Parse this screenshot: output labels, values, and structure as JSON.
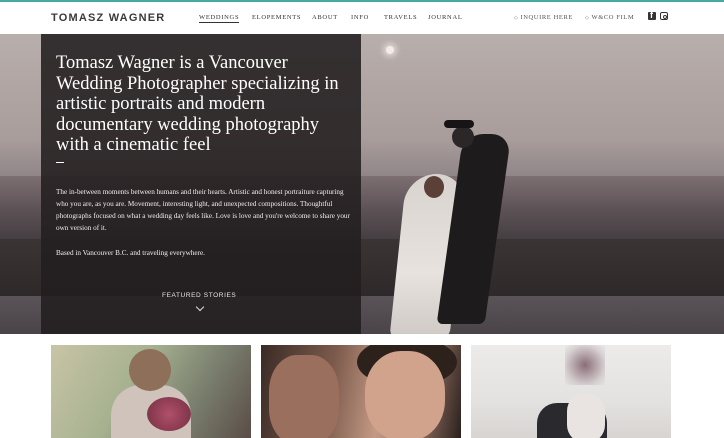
{
  "brand": {
    "logo": "TOMASZ WAGNER",
    "accent": "#4aa7a3"
  },
  "nav": {
    "items": [
      {
        "label": "WEDDINGS",
        "active": true
      },
      {
        "label": "ELOPEMENTS",
        "active": false
      },
      {
        "label": "ABOUT",
        "active": false
      },
      {
        "label": "INFO",
        "active": false
      },
      {
        "label": "TRAVELS",
        "active": false
      },
      {
        "label": "JOURNAL",
        "active": false
      }
    ],
    "aux": [
      {
        "label": "INQUIRE HERE",
        "icon": "diamond-icon"
      },
      {
        "label": "W&CO FILM",
        "icon": "diamond-icon"
      }
    ],
    "social": [
      "facebook-icon",
      "instagram-icon"
    ]
  },
  "hero": {
    "title": "Tomasz Wagner is a Vancouver Wedding Photographer specializing in artistic portraits and modern documentary wedding photography with a cinematic feel",
    "body": "The in-between moments between humans and their hearts. Artistic and honest portraiture capturing who you are, as you are. Movement, interesting light, and unexpected compositions. Thoughtful photographs focused on what a wedding day feels like. Love is love and you're welcome to share your own version of it.",
    "based": "Based in Vancouver B.C. and traveling everywhere.",
    "featured_label": "FEATURED STORIES"
  }
}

##############################

**TASK DETAILS**
Working from the entries above, return all lines that contain "Vancouver".

**FULL OUTPUT**
    "title": "Tomasz Wagner is a Vancouver Wedding Photographer specializing in artistic portraits and modern documentary wedding photography with a cinematic feel",
    "based": "Based in Vancouver B.C. and traveling everywhere.",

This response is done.